-- EXTRACTED RECORDS start --

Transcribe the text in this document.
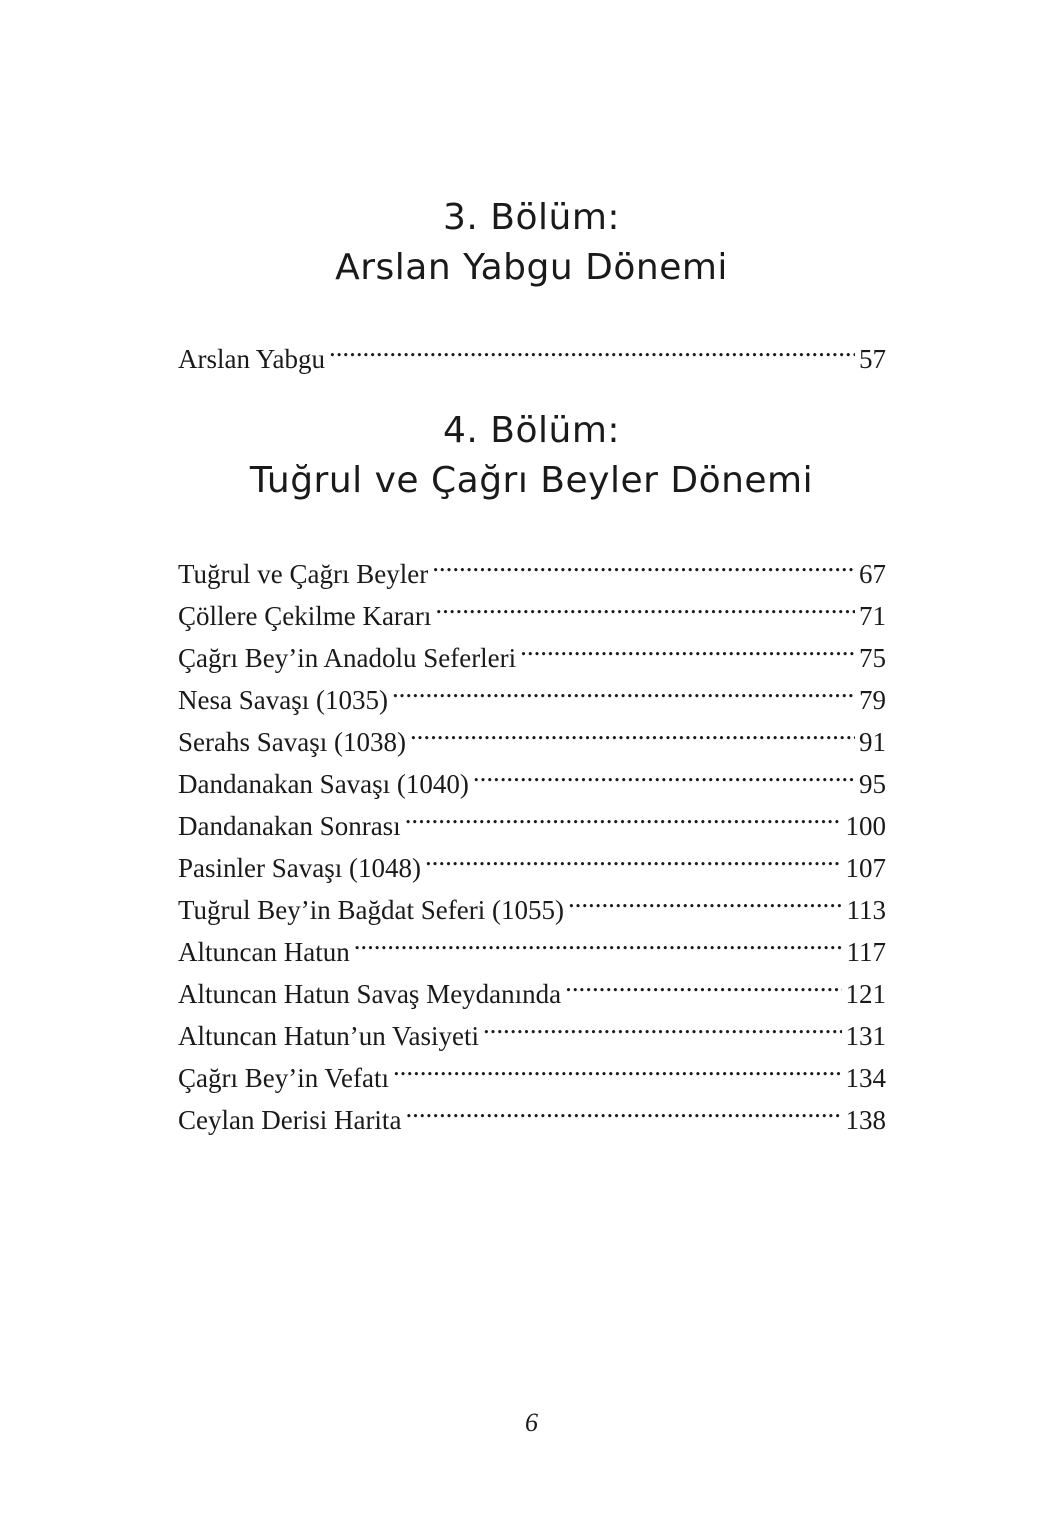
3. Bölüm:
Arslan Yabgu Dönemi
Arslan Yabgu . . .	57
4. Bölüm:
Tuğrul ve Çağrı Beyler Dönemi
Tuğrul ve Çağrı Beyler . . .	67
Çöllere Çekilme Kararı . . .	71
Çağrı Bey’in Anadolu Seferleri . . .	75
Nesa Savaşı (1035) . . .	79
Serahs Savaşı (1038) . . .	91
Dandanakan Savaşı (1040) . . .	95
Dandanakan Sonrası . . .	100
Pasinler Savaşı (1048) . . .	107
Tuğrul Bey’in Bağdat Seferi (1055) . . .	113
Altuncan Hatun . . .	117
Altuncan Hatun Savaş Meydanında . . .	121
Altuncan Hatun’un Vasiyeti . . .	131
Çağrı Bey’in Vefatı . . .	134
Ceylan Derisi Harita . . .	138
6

-- EXTRACTED RECORDS end --

REQUIREMENTS —
Write out the listing word for word, omitting the pictures it holds.

RESPONSE TO THIS TASK —
Transcribe the text in this document.
3. Bölüm:
Arslan Yabgu Dönemi
Arslan Yabgu . . .	57
4. Bölüm:
Tuğrul ve Çağrı Beyler Dönemi
Tuğrul ve Çağrı Beyler . . .	67
Çöllere Çekilme Kararı . . .	71
Çağrı Bey’in Anadolu Seferleri . . .	75
Nesa Savaşı (1035) . . .	79
Serahs Savaşı (1038) . . .	91
Dandanakan Savaşı (1040) . . .	95
Dandanakan Sonrası . . .	100
Pasinler Savaşı (1048) . . .	107
Tuğrul Bey’in Bağdat Seferi (1055) . . .	113
Altuncan Hatun . . .	117
Altuncan Hatun Savaş Meydanında . . .	121
Altuncan Hatun’un Vasiyeti . . .	131
Çağrı Bey’in Vefatı . . .	134
Ceylan Derisi Harita . . .	138
6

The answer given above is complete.